EXERCISE AIM
Copy, without any changes, the lines from the start of the records through the line containing "radio-checked-icon (1175, 465, 1193, 483)", including that line.

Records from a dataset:

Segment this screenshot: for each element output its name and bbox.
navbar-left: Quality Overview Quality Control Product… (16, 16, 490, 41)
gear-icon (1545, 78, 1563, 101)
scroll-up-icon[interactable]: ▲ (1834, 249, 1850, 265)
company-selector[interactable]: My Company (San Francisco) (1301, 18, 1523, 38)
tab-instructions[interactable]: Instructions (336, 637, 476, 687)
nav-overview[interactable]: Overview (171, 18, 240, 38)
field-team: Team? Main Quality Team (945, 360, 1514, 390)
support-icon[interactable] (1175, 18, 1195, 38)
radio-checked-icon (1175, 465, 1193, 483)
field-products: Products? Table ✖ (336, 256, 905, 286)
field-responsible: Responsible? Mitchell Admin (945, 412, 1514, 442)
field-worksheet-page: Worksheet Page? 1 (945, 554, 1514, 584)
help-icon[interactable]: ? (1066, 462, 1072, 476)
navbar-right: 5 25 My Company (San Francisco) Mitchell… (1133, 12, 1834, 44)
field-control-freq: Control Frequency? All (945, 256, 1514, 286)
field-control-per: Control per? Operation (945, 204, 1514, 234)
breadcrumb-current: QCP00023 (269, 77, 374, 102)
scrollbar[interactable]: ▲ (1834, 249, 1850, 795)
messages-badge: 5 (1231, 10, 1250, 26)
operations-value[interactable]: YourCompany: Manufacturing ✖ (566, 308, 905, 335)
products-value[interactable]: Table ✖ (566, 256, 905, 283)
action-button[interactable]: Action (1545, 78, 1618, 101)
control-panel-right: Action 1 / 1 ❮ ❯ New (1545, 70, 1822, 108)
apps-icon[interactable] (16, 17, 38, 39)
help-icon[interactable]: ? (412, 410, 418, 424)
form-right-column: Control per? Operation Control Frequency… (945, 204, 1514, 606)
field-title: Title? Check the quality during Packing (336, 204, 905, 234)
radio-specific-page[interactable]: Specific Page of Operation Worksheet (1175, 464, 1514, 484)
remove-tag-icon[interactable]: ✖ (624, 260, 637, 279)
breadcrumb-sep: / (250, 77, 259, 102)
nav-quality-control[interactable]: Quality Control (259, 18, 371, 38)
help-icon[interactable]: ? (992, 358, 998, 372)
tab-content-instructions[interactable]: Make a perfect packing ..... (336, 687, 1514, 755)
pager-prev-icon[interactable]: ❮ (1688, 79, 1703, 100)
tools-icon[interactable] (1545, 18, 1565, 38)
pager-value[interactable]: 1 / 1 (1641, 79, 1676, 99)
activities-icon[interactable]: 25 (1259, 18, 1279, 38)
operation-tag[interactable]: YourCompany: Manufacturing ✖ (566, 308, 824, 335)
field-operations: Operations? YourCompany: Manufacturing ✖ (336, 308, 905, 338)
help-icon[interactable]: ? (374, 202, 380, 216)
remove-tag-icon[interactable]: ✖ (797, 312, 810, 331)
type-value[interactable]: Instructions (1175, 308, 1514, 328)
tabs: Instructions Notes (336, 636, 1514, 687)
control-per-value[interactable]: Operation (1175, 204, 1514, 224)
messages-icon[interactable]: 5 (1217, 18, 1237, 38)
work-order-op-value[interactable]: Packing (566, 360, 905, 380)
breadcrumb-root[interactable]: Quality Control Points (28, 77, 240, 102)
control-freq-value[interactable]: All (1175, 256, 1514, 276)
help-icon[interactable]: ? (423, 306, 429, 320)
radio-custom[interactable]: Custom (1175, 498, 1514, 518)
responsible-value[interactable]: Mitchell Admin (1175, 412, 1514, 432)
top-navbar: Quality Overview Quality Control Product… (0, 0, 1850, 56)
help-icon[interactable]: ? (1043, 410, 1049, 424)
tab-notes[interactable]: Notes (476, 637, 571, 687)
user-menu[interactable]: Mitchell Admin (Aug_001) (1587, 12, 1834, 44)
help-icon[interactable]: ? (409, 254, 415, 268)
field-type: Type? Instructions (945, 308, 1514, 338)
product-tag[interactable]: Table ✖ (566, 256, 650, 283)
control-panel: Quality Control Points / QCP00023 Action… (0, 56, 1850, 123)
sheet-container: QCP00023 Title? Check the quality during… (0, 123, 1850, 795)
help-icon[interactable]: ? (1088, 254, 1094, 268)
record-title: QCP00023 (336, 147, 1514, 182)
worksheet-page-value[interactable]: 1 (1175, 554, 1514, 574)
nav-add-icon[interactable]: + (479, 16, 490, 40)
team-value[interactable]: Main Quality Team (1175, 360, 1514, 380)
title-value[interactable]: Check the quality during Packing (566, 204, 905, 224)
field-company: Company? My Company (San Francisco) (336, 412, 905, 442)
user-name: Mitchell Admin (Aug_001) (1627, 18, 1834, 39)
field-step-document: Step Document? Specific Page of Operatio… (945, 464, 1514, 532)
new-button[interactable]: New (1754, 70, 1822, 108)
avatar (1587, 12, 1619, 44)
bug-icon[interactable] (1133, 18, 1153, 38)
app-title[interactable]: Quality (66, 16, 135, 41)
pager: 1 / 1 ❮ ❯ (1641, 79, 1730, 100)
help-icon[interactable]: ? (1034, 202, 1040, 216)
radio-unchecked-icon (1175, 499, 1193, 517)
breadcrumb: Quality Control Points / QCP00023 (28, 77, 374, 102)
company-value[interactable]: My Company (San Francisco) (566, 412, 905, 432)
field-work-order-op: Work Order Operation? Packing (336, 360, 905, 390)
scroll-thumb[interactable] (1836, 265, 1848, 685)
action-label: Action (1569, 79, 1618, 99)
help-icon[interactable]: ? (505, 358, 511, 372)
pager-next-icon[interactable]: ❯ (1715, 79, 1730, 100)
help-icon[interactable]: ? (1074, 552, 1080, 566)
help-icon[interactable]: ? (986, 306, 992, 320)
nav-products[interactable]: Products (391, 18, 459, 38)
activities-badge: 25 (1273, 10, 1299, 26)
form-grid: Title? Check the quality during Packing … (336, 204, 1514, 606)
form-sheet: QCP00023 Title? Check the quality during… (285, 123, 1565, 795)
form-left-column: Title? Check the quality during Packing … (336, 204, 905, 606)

OUTPUT OF THE TASK
Segment this screenshot: for each element output its name and bbox.
navbar-left: Quality Overview Quality Control Product… (16, 16, 490, 41)
gear-icon (1545, 78, 1563, 101)
scroll-up-icon[interactable]: ▲ (1834, 249, 1850, 265)
company-selector[interactable]: My Company (San Francisco) (1301, 18, 1523, 38)
tab-instructions[interactable]: Instructions (336, 637, 476, 687)
nav-overview[interactable]: Overview (171, 18, 240, 38)
field-team: Team? Main Quality Team (945, 360, 1514, 390)
support-icon[interactable] (1175, 18, 1195, 38)
radio-checked-icon (1175, 465, 1193, 483)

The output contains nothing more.